What you are asked to do =>
Make an exact copy of all the data.

____

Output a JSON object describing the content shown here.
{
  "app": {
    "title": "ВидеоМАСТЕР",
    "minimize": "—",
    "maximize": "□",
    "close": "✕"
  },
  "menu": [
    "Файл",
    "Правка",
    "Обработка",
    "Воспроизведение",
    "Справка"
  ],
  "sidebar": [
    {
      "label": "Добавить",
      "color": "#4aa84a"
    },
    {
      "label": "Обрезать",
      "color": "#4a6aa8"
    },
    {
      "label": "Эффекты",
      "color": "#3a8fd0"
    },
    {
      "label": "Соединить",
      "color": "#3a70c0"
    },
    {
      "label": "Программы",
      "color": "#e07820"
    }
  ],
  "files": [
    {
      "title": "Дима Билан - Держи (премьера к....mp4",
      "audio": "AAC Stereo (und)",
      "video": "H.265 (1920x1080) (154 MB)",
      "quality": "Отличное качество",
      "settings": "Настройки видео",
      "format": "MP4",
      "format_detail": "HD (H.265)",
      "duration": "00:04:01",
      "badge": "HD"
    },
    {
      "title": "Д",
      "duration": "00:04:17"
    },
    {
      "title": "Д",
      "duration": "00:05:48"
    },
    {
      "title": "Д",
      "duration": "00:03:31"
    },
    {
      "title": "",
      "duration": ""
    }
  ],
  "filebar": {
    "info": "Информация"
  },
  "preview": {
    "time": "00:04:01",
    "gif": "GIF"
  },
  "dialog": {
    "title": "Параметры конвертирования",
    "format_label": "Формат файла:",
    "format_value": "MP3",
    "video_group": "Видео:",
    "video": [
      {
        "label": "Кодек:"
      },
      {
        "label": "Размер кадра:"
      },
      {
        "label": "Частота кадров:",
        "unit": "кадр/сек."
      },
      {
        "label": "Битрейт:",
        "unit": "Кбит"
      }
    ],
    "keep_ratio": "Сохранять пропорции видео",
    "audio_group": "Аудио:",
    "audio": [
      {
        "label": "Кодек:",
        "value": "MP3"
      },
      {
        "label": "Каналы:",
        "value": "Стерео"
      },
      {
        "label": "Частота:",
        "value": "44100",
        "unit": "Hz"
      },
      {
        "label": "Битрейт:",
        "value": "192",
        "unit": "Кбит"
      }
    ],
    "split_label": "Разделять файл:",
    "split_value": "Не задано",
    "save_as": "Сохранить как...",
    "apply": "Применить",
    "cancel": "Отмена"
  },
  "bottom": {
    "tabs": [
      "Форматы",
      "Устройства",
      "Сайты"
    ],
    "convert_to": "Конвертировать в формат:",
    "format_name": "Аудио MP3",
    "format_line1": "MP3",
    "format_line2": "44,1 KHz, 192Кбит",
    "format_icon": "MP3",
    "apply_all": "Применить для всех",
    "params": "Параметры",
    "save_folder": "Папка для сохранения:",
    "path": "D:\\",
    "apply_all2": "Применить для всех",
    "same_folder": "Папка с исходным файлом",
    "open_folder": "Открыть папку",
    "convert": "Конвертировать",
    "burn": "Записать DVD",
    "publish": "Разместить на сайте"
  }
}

____

Worked solution =>
Output a JSON object describing the content shown here.
{
  "app": {
    "title": "ВидеоМАСТЕР",
    "minimize": "—",
    "maximize": "□",
    "close": "✕"
  },
  "menu": [
    "Файл",
    "Правка",
    "Обработка",
    "Воспроизведение",
    "Справка"
  ],
  "sidebar": [
    {
      "label": "Добавить",
      "color": "#4aa84a"
    },
    {
      "label": "Обрезать",
      "color": "#4a6aa8"
    },
    {
      "label": "Эффекты",
      "color": "#3a8fd0"
    },
    {
      "label": "Соединить",
      "color": "#3a70c0"
    },
    {
      "label": "Программы",
      "color": "#e07820"
    }
  ],
  "files": [
    {
      "title": "Дима Билан - Держи (премьера к....mp4",
      "audio": "AAC Stereo (und)",
      "video": "H.265 (1920x1080) (154 MB)",
      "quality": "Отличное качество",
      "settings": "Настройки видео",
      "format": "MP4",
      "format_detail": "HD (H.265)",
      "duration": "00:04:01",
      "badge": "HD"
    },
    {
      "title": "Д",
      "duration": "00:04:17"
    },
    {
      "title": "Д",
      "duration": "00:05:48"
    },
    {
      "title": "Д",
      "duration": "00:03:31"
    },
    {
      "title": "",
      "duration": ""
    }
  ],
  "filebar": {
    "info": "Информация"
  },
  "preview": {
    "time": "00:04:01",
    "gif": "GIF"
  },
  "dialog": {
    "title": "Параметры конвертирования",
    "format_label": "Формат файла:",
    "format_value": "MP3",
    "video_group": "Видео:",
    "video": [
      {
        "label": "Кодек:"
      },
      {
        "label": "Размер кадра:"
      },
      {
        "label": "Частота кадров:",
        "unit": "кадр/сек."
      },
      {
        "label": "Битрейт:",
        "unit": "Кбит"
      }
    ],
    "keep_ratio": "Сохранять пропорции видео",
    "audio_group": "Аудио:",
    "audio": [
      {
        "label": "Кодек:",
        "value": "MP3"
      },
      {
        "label": "Каналы:",
        "value": "Стерео"
      },
      {
        "label": "Частота:",
        "value": "44100",
        "unit": "Hz"
      },
      {
        "label": "Битрейт:",
        "value": "192",
        "unit": "Кбит"
      }
    ],
    "split_label": "Разделять файл:",
    "split_value": "Не задано",
    "save_as": "Сохранить как...",
    "apply": "Применить",
    "cancel": "Отмена"
  },
  "bottom": {
    "tabs": [
      "Форматы",
      "Устройства",
      "Сайты"
    ],
    "convert_to": "Конвертировать в формат:",
    "format_name": "Аудио MP3",
    "format_line1": "MP3",
    "format_line2": "44,1 KHz, 192Кбит",
    "format_icon": "MP3",
    "apply_all": "Применить для всех",
    "params": "Параметры",
    "save_folder": "Папка для сохранения:",
    "path": "D:\\",
    "apply_all2": "Применить для всех",
    "same_folder": "Папка с исходным файлом",
    "open_folder": "Открыть папку",
    "convert": "Конвертировать",
    "burn": "Записать DVD",
    "publish": "Разместить на сайте"
  }
}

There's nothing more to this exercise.